--- WHAT THE EXERCISE ASKS ---
Print the listing that follows, character for character.

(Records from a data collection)
======
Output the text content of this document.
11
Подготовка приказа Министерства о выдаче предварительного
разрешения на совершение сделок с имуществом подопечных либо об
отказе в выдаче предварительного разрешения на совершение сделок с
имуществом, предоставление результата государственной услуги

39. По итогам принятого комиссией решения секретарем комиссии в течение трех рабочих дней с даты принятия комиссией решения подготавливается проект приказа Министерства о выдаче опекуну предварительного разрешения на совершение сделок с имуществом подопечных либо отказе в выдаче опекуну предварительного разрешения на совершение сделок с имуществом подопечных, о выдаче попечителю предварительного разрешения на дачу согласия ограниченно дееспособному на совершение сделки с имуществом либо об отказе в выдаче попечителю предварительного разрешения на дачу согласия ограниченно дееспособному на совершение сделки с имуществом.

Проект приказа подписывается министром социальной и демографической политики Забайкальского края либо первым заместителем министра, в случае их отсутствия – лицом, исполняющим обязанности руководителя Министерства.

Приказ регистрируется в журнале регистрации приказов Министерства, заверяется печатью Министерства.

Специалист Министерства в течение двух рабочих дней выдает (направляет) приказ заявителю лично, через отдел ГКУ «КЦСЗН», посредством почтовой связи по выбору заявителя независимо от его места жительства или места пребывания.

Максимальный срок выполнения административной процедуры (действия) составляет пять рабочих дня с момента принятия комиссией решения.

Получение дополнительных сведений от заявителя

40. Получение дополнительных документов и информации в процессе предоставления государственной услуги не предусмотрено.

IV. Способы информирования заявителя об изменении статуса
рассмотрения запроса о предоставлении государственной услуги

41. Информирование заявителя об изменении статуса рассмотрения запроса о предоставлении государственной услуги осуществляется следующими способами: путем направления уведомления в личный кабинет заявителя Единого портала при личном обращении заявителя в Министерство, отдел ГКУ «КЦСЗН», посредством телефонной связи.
======
--- IN RESPONSE ---
Output the text content of this document.
11
Подготовка приказа Министерства о выдаче предварительного
разрешения на совершение сделок с имуществом подопечных либо об
отказе в выдаче предварительного разрешения на совершение сделок с
имуществом, предоставление результата государственной услуги

39. По итогам принятого комиссией решения секретарем комиссии в течение трех рабочих дней с даты принятия комиссией решения подготавливается проект приказа Министерства о выдаче опекуну предварительного разрешения на совершение сделок с имуществом подопечных либо отказе в выдаче опекуну предварительного разрешения на совершение сделок с имуществом подопечных, о выдаче попечителю предварительного разрешения на дачу согласия ограниченно дееспособному на совершение сделки с имуществом либо об отказе в выдаче попечителю предварительного разрешения на дачу согласия ограниченно дееспособному на совершение сделки с имуществом.

Проект приказа подписывается министром социальной и демографической политики Забайкальского края либо первым заместителем министра, в случае их отсутствия – лицом, исполняющим обязанности руководителя Министерства.

Приказ регистрируется в журнале регистрации приказов Министерства, заверяется печатью Министерства.

Специалист Министерства в течение двух рабочих дней выдает (направляет) приказ заявителю лично, через отдел ГКУ «КЦСЗН», посредством почтовой связи по выбору заявителя независимо от его места жительства или места пребывания.

Максимальный срок выполнения административной процедуры (действия) составляет пять рабочих дня с момента принятия комиссией решения.

Получение дополнительных сведений от заявителя

40. Получение дополнительных документов и информации в процессе предоставления государственной услуги не предусмотрено.

IV. Способы информирования заявителя об изменении статуса
рассмотрения запроса о предоставлении государственной услуги

41. Информирование заявителя об изменении статуса рассмотрения запроса о предоставлении государственной услуги осуществляется следующими способами: путем направления уведомления в личный кабинет заявителя Единого портала при личном обращении заявителя в Министерство, отдел ГКУ «КЦСЗН», посредством телефонной связи.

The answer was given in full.